INPUT DATA:
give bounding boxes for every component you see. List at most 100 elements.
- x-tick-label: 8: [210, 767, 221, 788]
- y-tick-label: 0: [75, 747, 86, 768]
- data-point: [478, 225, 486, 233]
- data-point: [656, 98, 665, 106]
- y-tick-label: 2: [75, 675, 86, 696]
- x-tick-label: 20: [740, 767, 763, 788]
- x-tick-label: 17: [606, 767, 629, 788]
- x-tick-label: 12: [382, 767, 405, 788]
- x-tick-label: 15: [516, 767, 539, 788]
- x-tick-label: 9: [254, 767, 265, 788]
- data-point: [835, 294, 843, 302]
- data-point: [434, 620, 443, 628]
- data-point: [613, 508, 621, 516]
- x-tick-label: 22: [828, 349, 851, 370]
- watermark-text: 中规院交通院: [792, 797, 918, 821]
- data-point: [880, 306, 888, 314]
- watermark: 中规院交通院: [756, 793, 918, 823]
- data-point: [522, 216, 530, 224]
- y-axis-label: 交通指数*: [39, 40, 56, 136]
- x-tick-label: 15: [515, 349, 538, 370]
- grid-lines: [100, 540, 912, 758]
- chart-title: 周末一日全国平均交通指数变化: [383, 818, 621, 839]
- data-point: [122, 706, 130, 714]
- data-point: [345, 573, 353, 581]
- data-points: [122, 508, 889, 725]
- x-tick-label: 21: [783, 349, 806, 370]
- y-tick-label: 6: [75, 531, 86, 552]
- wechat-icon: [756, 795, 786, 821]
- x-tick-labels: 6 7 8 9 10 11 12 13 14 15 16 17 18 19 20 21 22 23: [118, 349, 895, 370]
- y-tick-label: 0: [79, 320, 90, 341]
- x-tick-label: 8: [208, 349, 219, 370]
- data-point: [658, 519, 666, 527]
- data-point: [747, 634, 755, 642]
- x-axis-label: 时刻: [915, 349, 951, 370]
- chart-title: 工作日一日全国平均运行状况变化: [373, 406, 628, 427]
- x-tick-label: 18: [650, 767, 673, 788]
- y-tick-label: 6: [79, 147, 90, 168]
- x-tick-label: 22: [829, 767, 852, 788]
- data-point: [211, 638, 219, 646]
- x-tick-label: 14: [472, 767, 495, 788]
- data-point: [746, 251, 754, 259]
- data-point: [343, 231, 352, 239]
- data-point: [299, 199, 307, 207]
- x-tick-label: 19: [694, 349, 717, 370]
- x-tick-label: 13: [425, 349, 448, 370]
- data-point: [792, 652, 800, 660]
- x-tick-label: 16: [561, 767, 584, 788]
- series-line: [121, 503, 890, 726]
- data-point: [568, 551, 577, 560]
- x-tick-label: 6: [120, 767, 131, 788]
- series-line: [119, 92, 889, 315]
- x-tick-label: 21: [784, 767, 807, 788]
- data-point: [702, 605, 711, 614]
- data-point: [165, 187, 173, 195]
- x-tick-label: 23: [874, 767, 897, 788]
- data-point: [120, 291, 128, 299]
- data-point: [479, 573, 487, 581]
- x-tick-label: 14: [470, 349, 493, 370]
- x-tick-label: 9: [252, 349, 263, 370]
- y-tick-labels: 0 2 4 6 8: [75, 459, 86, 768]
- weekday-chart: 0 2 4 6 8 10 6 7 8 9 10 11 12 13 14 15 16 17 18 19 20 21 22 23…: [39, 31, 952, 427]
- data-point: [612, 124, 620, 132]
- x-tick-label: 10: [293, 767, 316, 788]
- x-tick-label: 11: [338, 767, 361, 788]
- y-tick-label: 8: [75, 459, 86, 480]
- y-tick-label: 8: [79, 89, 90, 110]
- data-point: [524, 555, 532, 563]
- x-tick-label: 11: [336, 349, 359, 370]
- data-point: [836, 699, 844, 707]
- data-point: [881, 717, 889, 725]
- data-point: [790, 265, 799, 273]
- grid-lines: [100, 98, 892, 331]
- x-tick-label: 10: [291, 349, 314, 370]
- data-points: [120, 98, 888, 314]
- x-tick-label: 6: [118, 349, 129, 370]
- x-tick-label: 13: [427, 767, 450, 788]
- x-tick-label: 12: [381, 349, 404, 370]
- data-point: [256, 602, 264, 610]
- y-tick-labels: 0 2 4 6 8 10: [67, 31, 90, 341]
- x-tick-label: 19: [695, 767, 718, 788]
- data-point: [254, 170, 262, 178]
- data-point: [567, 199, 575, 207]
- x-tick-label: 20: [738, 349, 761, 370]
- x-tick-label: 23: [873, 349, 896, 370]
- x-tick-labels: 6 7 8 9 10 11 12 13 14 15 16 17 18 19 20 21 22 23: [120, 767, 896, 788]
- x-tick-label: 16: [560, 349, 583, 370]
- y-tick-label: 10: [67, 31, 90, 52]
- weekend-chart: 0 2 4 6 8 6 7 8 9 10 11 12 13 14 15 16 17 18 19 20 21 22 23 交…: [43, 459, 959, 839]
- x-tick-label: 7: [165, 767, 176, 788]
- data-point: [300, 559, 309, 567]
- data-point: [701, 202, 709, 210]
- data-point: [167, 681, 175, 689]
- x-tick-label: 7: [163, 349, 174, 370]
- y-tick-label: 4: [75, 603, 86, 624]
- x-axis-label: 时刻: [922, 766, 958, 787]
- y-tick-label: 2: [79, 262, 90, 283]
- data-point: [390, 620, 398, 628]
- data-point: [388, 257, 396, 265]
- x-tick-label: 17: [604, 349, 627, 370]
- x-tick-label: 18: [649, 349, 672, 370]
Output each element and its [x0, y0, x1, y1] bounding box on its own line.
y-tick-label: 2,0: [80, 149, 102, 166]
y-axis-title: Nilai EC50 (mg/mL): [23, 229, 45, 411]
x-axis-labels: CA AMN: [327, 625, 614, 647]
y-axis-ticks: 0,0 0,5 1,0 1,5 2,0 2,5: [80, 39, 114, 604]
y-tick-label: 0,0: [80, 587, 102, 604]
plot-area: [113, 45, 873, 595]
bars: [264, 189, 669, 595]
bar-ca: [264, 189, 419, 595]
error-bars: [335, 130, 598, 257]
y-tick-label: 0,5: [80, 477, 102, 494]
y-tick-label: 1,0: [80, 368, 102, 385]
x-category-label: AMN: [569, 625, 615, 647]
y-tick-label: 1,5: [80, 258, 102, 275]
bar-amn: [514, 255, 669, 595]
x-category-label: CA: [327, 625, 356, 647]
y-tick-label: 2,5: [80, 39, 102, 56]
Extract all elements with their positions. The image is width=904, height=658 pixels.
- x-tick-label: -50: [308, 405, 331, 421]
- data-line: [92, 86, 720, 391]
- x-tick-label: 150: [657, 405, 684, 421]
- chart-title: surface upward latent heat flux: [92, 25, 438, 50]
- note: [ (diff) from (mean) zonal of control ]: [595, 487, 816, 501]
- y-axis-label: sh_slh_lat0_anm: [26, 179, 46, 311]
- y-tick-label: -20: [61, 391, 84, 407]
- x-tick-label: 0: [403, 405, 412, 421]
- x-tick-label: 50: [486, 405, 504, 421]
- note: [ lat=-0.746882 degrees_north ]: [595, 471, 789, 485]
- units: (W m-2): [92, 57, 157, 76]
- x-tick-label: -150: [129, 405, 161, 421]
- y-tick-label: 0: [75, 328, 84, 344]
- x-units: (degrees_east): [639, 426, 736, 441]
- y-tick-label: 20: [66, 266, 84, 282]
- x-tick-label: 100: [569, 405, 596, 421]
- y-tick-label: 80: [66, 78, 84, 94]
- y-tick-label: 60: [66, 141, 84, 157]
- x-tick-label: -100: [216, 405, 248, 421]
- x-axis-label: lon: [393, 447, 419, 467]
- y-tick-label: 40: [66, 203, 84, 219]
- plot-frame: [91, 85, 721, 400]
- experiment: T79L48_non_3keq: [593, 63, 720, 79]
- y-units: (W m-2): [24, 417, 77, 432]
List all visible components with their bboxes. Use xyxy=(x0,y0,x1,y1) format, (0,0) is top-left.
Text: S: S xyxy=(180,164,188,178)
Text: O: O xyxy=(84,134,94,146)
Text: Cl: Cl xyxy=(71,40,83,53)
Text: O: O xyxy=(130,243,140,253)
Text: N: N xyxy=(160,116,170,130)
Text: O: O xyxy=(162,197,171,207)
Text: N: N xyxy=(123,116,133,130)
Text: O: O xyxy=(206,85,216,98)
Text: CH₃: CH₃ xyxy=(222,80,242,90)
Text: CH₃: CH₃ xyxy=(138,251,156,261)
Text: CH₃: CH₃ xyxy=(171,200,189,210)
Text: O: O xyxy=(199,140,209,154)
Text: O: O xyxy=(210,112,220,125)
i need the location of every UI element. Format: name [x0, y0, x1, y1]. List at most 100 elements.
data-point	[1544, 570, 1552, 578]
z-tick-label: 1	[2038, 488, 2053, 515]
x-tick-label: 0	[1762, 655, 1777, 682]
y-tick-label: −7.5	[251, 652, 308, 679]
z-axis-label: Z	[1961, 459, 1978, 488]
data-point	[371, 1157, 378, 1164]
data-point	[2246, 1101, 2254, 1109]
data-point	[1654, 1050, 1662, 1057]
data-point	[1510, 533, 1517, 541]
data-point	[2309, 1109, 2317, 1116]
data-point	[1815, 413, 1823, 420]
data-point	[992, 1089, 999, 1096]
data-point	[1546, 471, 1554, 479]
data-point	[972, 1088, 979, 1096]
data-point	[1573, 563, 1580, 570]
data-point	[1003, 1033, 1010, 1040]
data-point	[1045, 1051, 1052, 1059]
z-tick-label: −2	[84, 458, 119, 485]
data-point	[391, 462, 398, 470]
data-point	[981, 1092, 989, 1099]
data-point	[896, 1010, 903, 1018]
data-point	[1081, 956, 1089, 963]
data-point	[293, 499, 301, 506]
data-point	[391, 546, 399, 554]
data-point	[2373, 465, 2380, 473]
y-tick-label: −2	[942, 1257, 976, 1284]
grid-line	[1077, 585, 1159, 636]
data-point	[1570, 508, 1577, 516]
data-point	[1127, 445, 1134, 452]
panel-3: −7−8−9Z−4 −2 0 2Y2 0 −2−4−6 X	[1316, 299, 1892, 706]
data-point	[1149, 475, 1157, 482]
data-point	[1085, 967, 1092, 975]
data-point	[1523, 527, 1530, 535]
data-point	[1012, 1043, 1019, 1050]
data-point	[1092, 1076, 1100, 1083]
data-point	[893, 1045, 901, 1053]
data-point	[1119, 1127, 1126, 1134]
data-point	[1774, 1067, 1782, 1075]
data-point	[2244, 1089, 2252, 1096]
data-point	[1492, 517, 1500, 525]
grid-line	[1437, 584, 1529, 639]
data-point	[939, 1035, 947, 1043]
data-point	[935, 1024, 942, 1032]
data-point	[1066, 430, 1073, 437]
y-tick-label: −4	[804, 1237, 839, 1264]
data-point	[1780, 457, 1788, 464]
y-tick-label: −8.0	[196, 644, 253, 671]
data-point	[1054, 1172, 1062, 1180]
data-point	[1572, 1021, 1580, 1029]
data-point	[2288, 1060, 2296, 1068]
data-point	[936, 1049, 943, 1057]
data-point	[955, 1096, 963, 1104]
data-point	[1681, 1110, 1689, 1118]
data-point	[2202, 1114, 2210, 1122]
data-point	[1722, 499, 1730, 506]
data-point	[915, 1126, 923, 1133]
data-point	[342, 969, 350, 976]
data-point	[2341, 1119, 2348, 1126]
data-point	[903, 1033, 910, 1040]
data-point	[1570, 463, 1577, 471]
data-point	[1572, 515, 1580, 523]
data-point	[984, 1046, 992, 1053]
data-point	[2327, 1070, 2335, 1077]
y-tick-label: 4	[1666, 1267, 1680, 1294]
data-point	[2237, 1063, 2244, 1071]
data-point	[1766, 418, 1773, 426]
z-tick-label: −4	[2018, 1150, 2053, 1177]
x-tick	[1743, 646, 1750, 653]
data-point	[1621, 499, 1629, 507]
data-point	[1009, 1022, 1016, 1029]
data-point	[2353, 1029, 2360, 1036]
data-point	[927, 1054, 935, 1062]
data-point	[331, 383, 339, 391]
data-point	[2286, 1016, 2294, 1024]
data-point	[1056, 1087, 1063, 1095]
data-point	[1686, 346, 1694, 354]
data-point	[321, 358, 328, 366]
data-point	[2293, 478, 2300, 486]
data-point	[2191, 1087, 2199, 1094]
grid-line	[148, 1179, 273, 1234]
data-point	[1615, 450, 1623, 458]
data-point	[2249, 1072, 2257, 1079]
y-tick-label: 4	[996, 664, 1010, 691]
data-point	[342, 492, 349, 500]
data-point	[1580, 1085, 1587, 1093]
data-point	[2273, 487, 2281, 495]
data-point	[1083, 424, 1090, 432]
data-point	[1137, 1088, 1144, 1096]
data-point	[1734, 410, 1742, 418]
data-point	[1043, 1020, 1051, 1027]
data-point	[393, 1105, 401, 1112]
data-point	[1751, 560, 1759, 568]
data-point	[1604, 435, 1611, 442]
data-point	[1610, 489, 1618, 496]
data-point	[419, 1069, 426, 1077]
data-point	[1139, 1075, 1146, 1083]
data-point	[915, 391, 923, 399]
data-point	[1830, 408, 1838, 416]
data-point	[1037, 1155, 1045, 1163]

YOUR GOAL: Rewrite the listing from its first line through the line containing "- data-point: [746, 251, 754, 259]", substituting "chart-heading" for "chart-title" and leaving everything else unchanged.

EXERCISE ANSWER:
give bounding boxes for every component you see. List at most 100 elements.
- x-tick-label: 8: [210, 767, 221, 788]
- y-tick-label: 0: [75, 747, 86, 768]
- data-point: [478, 225, 486, 233]
- data-point: [656, 98, 665, 106]
- y-tick-label: 2: [75, 675, 86, 696]
- x-tick-label: 20: [740, 767, 763, 788]
- x-tick-label: 17: [606, 767, 629, 788]
- x-tick-label: 12: [382, 767, 405, 788]
- x-tick-label: 15: [516, 767, 539, 788]
- x-tick-label: 9: [254, 767, 265, 788]
- data-point: [835, 294, 843, 302]
- data-point: [434, 620, 443, 628]
- data-point: [613, 508, 621, 516]
- x-tick-label: 22: [828, 349, 851, 370]
- watermark-text: 中规院交通院: [792, 797, 918, 821]
- data-point: [880, 306, 888, 314]
- watermark: 中规院交通院: [756, 793, 918, 823]
- data-point: [522, 216, 530, 224]
- y-axis-label: 交通指数*: [39, 40, 56, 136]
- x-tick-label: 15: [515, 349, 538, 370]
- grid-lines: [100, 540, 912, 758]
- chart-heading: 周末一日全国平均交通指数变化: [383, 818, 621, 839]
- data-point: [122, 706, 130, 714]
- data-point: [345, 573, 353, 581]
- data-points: [122, 508, 889, 725]
- x-tick-label: 21: [783, 349, 806, 370]
- y-tick-label: 6: [75, 531, 86, 552]
- wechat-icon: [756, 795, 786, 821]
- x-tick-labels: 6 7 8 9 10 11 12 13 14 15 16 17 18 19 20 21 22 23: [118, 349, 895, 370]
- y-tick-label: 0: [79, 320, 90, 341]
- x-tick-label: 8: [208, 349, 219, 370]
- data-point: [658, 519, 666, 527]
- data-point: [747, 634, 755, 642]
- x-axis-label: 时刻: [915, 349, 951, 370]
- chart-heading: 工作日一日全国平均运行状况变化: [373, 406, 628, 427]
- x-tick-label: 18: [650, 767, 673, 788]
- y-tick-label: 6: [79, 147, 90, 168]
- x-tick-label: 22: [829, 767, 852, 788]
- data-point: [211, 638, 219, 646]
- x-tick-label: 14: [472, 767, 495, 788]
- data-point: [746, 251, 754, 259]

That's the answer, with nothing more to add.